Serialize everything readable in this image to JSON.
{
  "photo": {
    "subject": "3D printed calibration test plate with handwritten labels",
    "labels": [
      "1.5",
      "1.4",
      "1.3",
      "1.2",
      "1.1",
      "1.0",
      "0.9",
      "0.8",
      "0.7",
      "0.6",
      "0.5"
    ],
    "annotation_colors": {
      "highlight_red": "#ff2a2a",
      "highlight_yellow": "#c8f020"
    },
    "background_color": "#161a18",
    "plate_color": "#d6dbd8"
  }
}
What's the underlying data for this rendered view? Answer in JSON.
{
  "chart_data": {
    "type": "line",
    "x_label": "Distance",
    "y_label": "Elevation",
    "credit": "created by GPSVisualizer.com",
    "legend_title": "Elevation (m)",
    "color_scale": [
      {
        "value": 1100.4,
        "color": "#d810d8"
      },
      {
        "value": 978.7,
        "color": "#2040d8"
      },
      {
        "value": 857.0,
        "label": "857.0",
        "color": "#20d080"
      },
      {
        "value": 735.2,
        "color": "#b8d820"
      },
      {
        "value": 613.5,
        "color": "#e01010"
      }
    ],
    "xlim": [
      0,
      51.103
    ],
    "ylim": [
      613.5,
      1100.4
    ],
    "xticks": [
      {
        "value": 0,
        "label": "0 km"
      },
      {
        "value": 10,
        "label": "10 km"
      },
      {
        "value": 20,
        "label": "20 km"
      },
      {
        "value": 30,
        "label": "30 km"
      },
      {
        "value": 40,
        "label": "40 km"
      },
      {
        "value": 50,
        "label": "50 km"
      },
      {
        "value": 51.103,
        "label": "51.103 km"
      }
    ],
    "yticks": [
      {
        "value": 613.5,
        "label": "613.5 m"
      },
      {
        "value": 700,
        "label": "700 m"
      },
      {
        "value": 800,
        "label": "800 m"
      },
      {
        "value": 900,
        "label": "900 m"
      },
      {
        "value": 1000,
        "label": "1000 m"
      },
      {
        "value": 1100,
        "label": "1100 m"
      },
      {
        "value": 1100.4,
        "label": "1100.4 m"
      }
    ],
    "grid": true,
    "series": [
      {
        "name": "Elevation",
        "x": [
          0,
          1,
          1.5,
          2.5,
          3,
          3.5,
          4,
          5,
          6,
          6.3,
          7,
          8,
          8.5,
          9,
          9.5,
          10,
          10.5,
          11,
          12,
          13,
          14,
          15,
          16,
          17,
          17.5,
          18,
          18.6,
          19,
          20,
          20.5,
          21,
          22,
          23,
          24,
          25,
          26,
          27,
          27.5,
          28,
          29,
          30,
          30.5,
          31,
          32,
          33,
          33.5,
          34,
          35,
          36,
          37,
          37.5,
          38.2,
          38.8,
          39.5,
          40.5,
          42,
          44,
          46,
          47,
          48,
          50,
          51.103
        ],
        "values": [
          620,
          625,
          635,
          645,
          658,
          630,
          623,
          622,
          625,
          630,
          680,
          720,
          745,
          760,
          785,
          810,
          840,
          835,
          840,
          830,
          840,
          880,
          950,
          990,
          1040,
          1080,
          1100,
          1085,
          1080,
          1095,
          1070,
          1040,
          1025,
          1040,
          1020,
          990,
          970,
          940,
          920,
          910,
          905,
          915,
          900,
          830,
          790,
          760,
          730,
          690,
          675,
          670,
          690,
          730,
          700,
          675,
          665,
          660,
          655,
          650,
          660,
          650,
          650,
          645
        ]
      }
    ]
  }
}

Exercise description:
Each record above should be restated word for word.

Exercise result:
Serialize everything readable in this image to JSON.
{
  "photo": {
    "subject": "3D printed calibration test plate with handwritten labels",
    "labels": [
      "1.5",
      "1.4",
      "1.3",
      "1.2",
      "1.1",
      "1.0",
      "0.9",
      "0.8",
      "0.7",
      "0.6",
      "0.5"
    ],
    "annotation_colors": {
      "highlight_red": "#ff2a2a",
      "highlight_yellow": "#c8f020"
    },
    "background_color": "#161a18",
    "plate_color": "#d6dbd8"
  }
}
What's the underlying data for this rendered view? Answer in JSON.
{
  "chart_data": {
    "type": "line",
    "x_label": "Distance",
    "y_label": "Elevation",
    "credit": "created by GPSVisualizer.com",
    "legend_title": "Elevation (m)",
    "color_scale": [
      {
        "value": 1100.4,
        "color": "#d810d8"
      },
      {
        "value": 978.7,
        "color": "#2040d8"
      },
      {
        "value": 857.0,
        "label": "857.0",
        "color": "#20d080"
      },
      {
        "value": 735.2,
        "color": "#b8d820"
      },
      {
        "value": 613.5,
        "color": "#e01010"
      }
    ],
    "xlim": [
      0,
      51.103
    ],
    "ylim": [
      613.5,
      1100.4
    ],
    "xticks": [
      {
        "value": 0,
        "label": "0 km"
      },
      {
        "value": 10,
        "label": "10 km"
      },
      {
        "value": 20,
        "label": "20 km"
      },
      {
        "value": 30,
        "label": "30 km"
      },
      {
        "value": 40,
        "label": "40 km"
      },
      {
        "value": 50,
        "label": "50 km"
      },
      {
        "value": 51.103,
        "label": "51.103 km"
      }
    ],
    "yticks": [
      {
        "value": 613.5,
        "label": "613.5 m"
      },
      {
        "value": 700,
        "label": "700 m"
      },
      {
        "value": 800,
        "label": "800 m"
      },
      {
        "value": 900,
        "label": "900 m"
      },
      {
        "value": 1000,
        "label": "1000 m"
      },
      {
        "value": 1100,
        "label": "1100 m"
      },
      {
        "value": 1100.4,
        "label": "1100.4 m"
      }
    ],
    "grid": true,
    "series": [
      {
        "name": "Elevation",
        "x": [
          0,
          1,
          1.5,
          2.5,
          3,
          3.5,
          4,
          5,
          6,
          6.3,
          7,
          8,
          8.5,
          9,
          9.5,
          10,
          10.5,
          11,
          12,
          13,
          14,
          15,
          16,
          17,
          17.5,
          18,
          18.6,
          19,
          20,
          20.5,
          21,
          22,
          23,
          24,
          25,
          26,
          27,
          27.5,
          28,
          29,
          30,
          30.5,
          31,
          32,
          33,
          33.5,
          34,
          35,
          36,
          37,
          37.5,
          38.2,
          38.8,
          39.5,
          40.5,
          42,
          44,
          46,
          47,
          48,
          50,
          51.103
        ],
        "values": [
          620,
          625,
          635,
          645,
          658,
          630,
          623,
          622,
          625,
          630,
          680,
          720,
          745,
          760,
          785,
          810,
          840,
          835,
          840,
          830,
          840,
          880,
          950,
          990,
          1040,
          1080,
          1100,
          1085,
          1080,
          1095,
          1070,
          1040,
          1025,
          1040,
          1020,
          990,
          970,
          940,
          920,
          910,
          905,
          915,
          900,
          830,
          790,
          760,
          730,
          690,
          675,
          670,
          690,
          730,
          700,
          675,
          665,
          660,
          655,
          650,
          660,
          650,
          650,
          645
        ]
      }
    ]
  }
}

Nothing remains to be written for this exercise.